■ **Exercise**
Nothing should be left out: output all of the entries exactly.

■ **Data section**
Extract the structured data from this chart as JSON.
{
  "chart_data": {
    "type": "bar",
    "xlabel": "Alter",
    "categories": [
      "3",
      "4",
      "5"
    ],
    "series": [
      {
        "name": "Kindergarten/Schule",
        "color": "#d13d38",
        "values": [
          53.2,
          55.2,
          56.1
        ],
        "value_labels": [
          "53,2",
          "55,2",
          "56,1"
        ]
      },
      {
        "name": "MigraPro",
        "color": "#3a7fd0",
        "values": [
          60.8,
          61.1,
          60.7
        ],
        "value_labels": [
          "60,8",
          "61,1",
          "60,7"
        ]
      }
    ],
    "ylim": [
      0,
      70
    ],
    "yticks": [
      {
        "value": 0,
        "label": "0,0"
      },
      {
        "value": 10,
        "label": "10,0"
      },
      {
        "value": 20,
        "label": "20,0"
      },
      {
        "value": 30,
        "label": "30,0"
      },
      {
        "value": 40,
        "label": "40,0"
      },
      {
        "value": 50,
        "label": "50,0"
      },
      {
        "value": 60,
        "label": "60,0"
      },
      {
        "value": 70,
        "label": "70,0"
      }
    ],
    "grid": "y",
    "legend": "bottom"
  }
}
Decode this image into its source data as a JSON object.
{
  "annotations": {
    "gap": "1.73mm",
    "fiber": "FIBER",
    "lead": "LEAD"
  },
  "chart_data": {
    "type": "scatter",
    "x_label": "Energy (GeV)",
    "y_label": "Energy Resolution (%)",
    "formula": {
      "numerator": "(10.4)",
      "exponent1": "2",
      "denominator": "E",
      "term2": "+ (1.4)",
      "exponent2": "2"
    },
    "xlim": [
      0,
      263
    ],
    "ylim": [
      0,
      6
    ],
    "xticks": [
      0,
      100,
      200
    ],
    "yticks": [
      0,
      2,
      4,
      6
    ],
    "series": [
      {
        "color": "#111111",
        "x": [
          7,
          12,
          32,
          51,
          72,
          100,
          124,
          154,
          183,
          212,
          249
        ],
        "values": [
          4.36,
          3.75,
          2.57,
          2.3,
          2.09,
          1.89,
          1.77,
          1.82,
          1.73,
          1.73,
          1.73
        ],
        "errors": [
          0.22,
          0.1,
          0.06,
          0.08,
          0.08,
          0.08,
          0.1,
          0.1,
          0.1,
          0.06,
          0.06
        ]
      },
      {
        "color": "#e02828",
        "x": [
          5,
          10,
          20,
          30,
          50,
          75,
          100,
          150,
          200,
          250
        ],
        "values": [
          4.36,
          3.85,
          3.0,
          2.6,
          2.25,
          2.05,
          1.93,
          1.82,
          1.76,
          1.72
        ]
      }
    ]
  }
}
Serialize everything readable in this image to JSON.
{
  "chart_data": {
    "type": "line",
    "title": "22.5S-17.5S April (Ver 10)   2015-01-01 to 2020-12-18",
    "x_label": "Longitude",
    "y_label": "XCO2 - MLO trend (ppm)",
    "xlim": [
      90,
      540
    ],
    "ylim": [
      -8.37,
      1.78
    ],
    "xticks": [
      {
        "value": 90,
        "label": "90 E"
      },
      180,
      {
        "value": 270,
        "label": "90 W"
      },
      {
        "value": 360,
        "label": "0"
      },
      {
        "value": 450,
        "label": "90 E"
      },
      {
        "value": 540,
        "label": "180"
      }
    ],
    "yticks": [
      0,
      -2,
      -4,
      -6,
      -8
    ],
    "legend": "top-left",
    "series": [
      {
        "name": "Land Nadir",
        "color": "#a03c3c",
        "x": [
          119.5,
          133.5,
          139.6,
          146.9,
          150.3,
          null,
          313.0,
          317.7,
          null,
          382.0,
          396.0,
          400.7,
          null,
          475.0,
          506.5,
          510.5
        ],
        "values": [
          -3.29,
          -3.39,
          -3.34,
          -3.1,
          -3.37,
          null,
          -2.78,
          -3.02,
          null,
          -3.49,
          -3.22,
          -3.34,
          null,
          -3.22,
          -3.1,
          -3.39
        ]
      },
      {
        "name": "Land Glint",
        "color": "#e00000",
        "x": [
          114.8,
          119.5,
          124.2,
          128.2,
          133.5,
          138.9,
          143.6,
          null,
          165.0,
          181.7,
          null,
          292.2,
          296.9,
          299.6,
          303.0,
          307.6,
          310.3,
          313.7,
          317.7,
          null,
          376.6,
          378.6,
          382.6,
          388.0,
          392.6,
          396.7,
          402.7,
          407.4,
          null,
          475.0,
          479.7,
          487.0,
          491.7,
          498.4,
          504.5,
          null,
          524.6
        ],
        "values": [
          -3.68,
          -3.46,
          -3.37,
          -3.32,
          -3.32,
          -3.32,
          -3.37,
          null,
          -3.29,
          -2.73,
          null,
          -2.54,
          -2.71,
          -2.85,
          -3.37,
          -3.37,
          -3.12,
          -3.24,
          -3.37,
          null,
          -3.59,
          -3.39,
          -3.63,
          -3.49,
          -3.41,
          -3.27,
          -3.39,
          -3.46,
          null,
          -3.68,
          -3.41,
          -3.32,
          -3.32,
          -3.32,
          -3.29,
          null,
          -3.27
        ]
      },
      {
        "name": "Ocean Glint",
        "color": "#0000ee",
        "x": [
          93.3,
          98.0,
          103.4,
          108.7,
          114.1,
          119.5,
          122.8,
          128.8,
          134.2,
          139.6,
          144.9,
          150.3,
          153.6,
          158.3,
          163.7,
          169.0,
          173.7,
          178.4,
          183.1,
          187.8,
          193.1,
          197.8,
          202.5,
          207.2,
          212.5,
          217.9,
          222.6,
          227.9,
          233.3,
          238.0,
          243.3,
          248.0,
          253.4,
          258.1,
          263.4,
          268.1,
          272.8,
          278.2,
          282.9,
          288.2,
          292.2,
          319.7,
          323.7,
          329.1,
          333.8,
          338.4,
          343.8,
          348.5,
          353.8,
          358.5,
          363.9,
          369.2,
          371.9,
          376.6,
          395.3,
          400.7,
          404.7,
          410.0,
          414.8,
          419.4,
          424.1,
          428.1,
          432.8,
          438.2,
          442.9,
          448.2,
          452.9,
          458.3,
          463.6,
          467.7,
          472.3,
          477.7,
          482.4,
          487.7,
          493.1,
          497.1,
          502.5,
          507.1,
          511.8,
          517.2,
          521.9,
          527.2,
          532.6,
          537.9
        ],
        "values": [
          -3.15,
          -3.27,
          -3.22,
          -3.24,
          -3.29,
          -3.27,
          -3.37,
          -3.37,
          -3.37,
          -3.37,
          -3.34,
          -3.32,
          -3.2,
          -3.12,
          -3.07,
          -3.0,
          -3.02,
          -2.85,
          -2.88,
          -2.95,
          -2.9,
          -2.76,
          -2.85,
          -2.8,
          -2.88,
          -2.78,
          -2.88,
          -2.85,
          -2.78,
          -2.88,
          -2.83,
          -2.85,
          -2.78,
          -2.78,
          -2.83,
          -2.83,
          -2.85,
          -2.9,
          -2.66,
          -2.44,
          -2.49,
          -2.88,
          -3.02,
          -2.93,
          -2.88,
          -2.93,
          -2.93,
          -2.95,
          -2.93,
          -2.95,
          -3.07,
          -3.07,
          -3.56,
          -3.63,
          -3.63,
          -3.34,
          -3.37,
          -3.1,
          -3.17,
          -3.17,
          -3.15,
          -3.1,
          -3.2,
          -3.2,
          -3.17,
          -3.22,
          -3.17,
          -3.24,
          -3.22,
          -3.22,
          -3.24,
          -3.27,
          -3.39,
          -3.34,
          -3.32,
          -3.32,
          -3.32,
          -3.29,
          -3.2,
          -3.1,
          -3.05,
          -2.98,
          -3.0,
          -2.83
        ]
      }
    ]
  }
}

■ **Full output**
Extract the structured data from this chart as JSON.
{
  "chart_data": {
    "type": "bar",
    "xlabel": "Alter",
    "categories": [
      "3",
      "4",
      "5"
    ],
    "series": [
      {
        "name": "Kindergarten/Schule",
        "color": "#d13d38",
        "values": [
          53.2,
          55.2,
          56.1
        ],
        "value_labels": [
          "53,2",
          "55,2",
          "56,1"
        ]
      },
      {
        "name": "MigraPro",
        "color": "#3a7fd0",
        "values": [
          60.8,
          61.1,
          60.7
        ],
        "value_labels": [
          "60,8",
          "61,1",
          "60,7"
        ]
      }
    ],
    "ylim": [
      0,
      70
    ],
    "yticks": [
      {
        "value": 0,
        "label": "0,0"
      },
      {
        "value": 10,
        "label": "10,0"
      },
      {
        "value": 20,
        "label": "20,0"
      },
      {
        "value": 30,
        "label": "30,0"
      },
      {
        "value": 40,
        "label": "40,0"
      },
      {
        "value": 50,
        "label": "50,0"
      },
      {
        "value": 60,
        "label": "60,0"
      },
      {
        "value": 70,
        "label": "70,0"
      }
    ],
    "grid": "y",
    "legend": "bottom"
  }
}
Decode this image into its source data as a JSON object.
{
  "annotations": {
    "gap": "1.73mm",
    "fiber": "FIBER",
    "lead": "LEAD"
  },
  "chart_data": {
    "type": "scatter",
    "x_label": "Energy (GeV)",
    "y_label": "Energy Resolution (%)",
    "formula": {
      "numerator": "(10.4)",
      "exponent1": "2",
      "denominator": "E",
      "term2": "+ (1.4)",
      "exponent2": "2"
    },
    "xlim": [
      0,
      263
    ],
    "ylim": [
      0,
      6
    ],
    "xticks": [
      0,
      100,
      200
    ],
    "yticks": [
      0,
      2,
      4,
      6
    ],
    "series": [
      {
        "color": "#111111",
        "x": [
          7,
          12,
          32,
          51,
          72,
          100,
          124,
          154,
          183,
          212,
          249
        ],
        "values": [
          4.36,
          3.75,
          2.57,
          2.3,
          2.09,
          1.89,
          1.77,
          1.82,
          1.73,
          1.73,
          1.73
        ],
        "errors": [
          0.22,
          0.1,
          0.06,
          0.08,
          0.08,
          0.08,
          0.1,
          0.1,
          0.1,
          0.06,
          0.06
        ]
      },
      {
        "color": "#e02828",
        "x": [
          5,
          10,
          20,
          30,
          50,
          75,
          100,
          150,
          200,
          250
        ],
        "values": [
          4.36,
          3.85,
          3.0,
          2.6,
          2.25,
          2.05,
          1.93,
          1.82,
          1.76,
          1.72
        ]
      }
    ]
  }
}
Serialize everything readable in this image to JSON.
{
  "chart_data": {
    "type": "line",
    "title": "22.5S-17.5S April (Ver 10)   2015-01-01 to 2020-12-18",
    "x_label": "Longitude",
    "y_label": "XCO2 - MLO trend (ppm)",
    "xlim": [
      90,
      540
    ],
    "ylim": [
      -8.37,
      1.78
    ],
    "xticks": [
      {
        "value": 90,
        "label": "90 E"
      },
      180,
      {
        "value": 270,
        "label": "90 W"
      },
      {
        "value": 360,
        "label": "0"
      },
      {
        "value": 450,
        "label": "90 E"
      },
      {
        "value": 540,
        "label": "180"
      }
    ],
    "yticks": [
      0,
      -2,
      -4,
      -6,
      -8
    ],
    "legend": "top-left",
    "series": [
      {
        "name": "Land Nadir",
        "color": "#a03c3c",
        "x": [
          119.5,
          133.5,
          139.6,
          146.9,
          150.3,
          null,
          313.0,
          317.7,
          null,
          382.0,
          396.0,
          400.7,
          null,
          475.0,
          506.5,
          510.5
        ],
        "values": [
          -3.29,
          -3.39,
          -3.34,
          -3.1,
          -3.37,
          null,
          -2.78,
          -3.02,
          null,
          -3.49,
          -3.22,
          -3.34,
          null,
          -3.22,
          -3.1,
          -3.39
        ]
      },
      {
        "name": "Land Glint",
        "color": "#e00000",
        "x": [
          114.8,
          119.5,
          124.2,
          128.2,
          133.5,
          138.9,
          143.6,
          null,
          165.0,
          181.7,
          null,
          292.2,
          296.9,
          299.6,
          303.0,
          307.6,
          310.3,
          313.7,
          317.7,
          null,
          376.6,
          378.6,
          382.6,
          388.0,
          392.6,
          396.7,
          402.7,
          407.4,
          null,
          475.0,
          479.7,
          487.0,
          491.7,
          498.4,
          504.5,
          null,
          524.6
        ],
        "values": [
          -3.68,
          -3.46,
          -3.37,
          -3.32,
          -3.32,
          -3.32,
          -3.37,
          null,
          -3.29,
          -2.73,
          null,
          -2.54,
          -2.71,
          -2.85,
          -3.37,
          -3.37,
          -3.12,
          -3.24,
          -3.37,
          null,
          -3.59,
          -3.39,
          -3.63,
          -3.49,
          -3.41,
          -3.27,
          -3.39,
          -3.46,
          null,
          -3.68,
          -3.41,
          -3.32,
          -3.32,
          -3.32,
          -3.29,
          null,
          -3.27
        ]
      },
      {
        "name": "Ocean Glint",
        "color": "#0000ee",
        "x": [
          93.3,
          98.0,
          103.4,
          108.7,
          114.1,
          119.5,
          122.8,
          128.8,
          134.2,
          139.6,
          144.9,
          150.3,
          153.6,
          158.3,
          163.7,
          169.0,
          173.7,
          178.4,
          183.1,
          187.8,
          193.1,
          197.8,
          202.5,
          207.2,
          212.5,
          217.9,
          222.6,
          227.9,
          233.3,
          238.0,
          243.3,
          248.0,
          253.4,
          258.1,
          263.4,
          268.1,
          272.8,
          278.2,
          282.9,
          288.2,
          292.2,
          319.7,
          323.7,
          329.1,
          333.8,
          338.4,
          343.8,
          348.5,
          353.8,
          358.5,
          363.9,
          369.2,
          371.9,
          376.6,
          395.3,
          400.7,
          404.7,
          410.0,
          414.8,
          419.4,
          424.1,
          428.1,
          432.8,
          438.2,
          442.9,
          448.2,
          452.9,
          458.3,
          463.6,
          467.7,
          472.3,
          477.7,
          482.4,
          487.7,
          493.1,
          497.1,
          502.5,
          507.1,
          511.8,
          517.2,
          521.9,
          527.2,
          532.6,
          537.9
        ],
        "values": [
          -3.15,
          -3.27,
          -3.22,
          -3.24,
          -3.29,
          -3.27,
          -3.37,
          -3.37,
          -3.37,
          -3.37,
          -3.34,
          -3.32,
          -3.2,
          -3.12,
          -3.07,
          -3.0,
          -3.02,
          -2.85,
          -2.88,
          -2.95,
          -2.9,
          -2.76,
          -2.85,
          -2.8,
          -2.88,
          -2.78,
          -2.88,
          -2.85,
          -2.78,
          -2.88,
          -2.83,
          -2.85,
          -2.78,
          -2.78,
          -2.83,
          -2.83,
          -2.85,
          -2.9,
          -2.66,
          -2.44,
          -2.49,
          -2.88,
          -3.02,
          -2.93,
          -2.88,
          -2.93,
          -2.93,
          -2.95,
          -2.93,
          -2.95,
          -3.07,
          -3.07,
          -3.56,
          -3.63,
          -3.63,
          -3.34,
          -3.37,
          -3.1,
          -3.17,
          -3.17,
          -3.15,
          -3.1,
          -3.2,
          -3.2,
          -3.17,
          -3.22,
          -3.17,
          -3.24,
          -3.22,
          -3.22,
          -3.24,
          -3.27,
          -3.39,
          -3.34,
          -3.32,
          -3.32,
          -3.32,
          -3.29,
          -3.2,
          -3.1,
          -3.05,
          -2.98,
          -3.0,
          -2.83
        ]
      }
    ]
  }
}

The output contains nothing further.